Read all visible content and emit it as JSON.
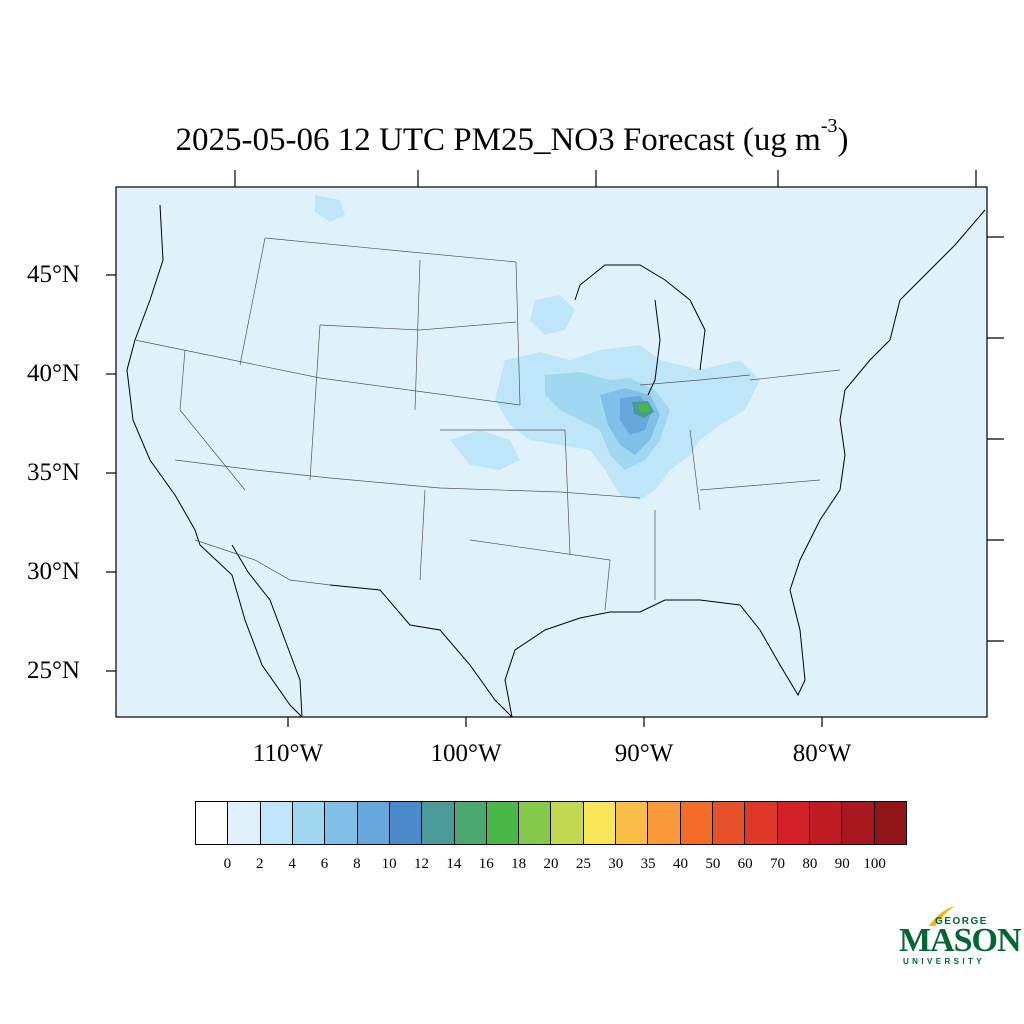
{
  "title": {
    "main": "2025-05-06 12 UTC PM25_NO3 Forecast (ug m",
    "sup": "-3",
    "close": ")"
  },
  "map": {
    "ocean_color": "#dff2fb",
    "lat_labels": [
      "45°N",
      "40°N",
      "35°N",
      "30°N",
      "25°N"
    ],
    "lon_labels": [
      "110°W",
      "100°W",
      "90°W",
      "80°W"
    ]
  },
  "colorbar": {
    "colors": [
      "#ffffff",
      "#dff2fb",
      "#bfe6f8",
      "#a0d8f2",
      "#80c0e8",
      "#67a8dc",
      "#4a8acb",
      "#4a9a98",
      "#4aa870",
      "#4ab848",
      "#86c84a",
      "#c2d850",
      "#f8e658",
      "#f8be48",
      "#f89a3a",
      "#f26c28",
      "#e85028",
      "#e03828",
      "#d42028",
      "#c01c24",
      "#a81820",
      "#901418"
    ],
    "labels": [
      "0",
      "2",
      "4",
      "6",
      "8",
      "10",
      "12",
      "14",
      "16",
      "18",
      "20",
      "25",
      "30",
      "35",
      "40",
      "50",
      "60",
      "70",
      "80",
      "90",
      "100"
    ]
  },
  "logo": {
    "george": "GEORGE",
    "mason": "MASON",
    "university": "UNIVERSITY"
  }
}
--------------------------------------------------
§ SHORT PROBLEM
Take the data above and repeat it exactly, leaving each picture out.

§ EXPECTED OUTPUT
Read all visible content and emit it as JSON.
{
  "title": {
    "main": "2025-05-06 12 UTC PM25_NO3 Forecast (ug m",
    "sup": "-3",
    "close": ")"
  },
  "map": {
    "ocean_color": "#dff2fb",
    "lat_labels": [
      "45°N",
      "40°N",
      "35°N",
      "30°N",
      "25°N"
    ],
    "lon_labels": [
      "110°W",
      "100°W",
      "90°W",
      "80°W"
    ]
  },
  "colorbar": {
    "colors": [
      "#ffffff",
      "#dff2fb",
      "#bfe6f8",
      "#a0d8f2",
      "#80c0e8",
      "#67a8dc",
      "#4a8acb",
      "#4a9a98",
      "#4aa870",
      "#4ab848",
      "#86c84a",
      "#c2d850",
      "#f8e658",
      "#f8be48",
      "#f89a3a",
      "#f26c28",
      "#e85028",
      "#e03828",
      "#d42028",
      "#c01c24",
      "#a81820",
      "#901418"
    ],
    "labels": [
      "0",
      "2",
      "4",
      "6",
      "8",
      "10",
      "12",
      "14",
      "16",
      "18",
      "20",
      "25",
      "30",
      "35",
      "40",
      "50",
      "60",
      "70",
      "80",
      "90",
      "100"
    ]
  },
  "logo": {
    "george": "GEORGE",
    "mason": "MASON",
    "university": "UNIVERSITY"
  }
}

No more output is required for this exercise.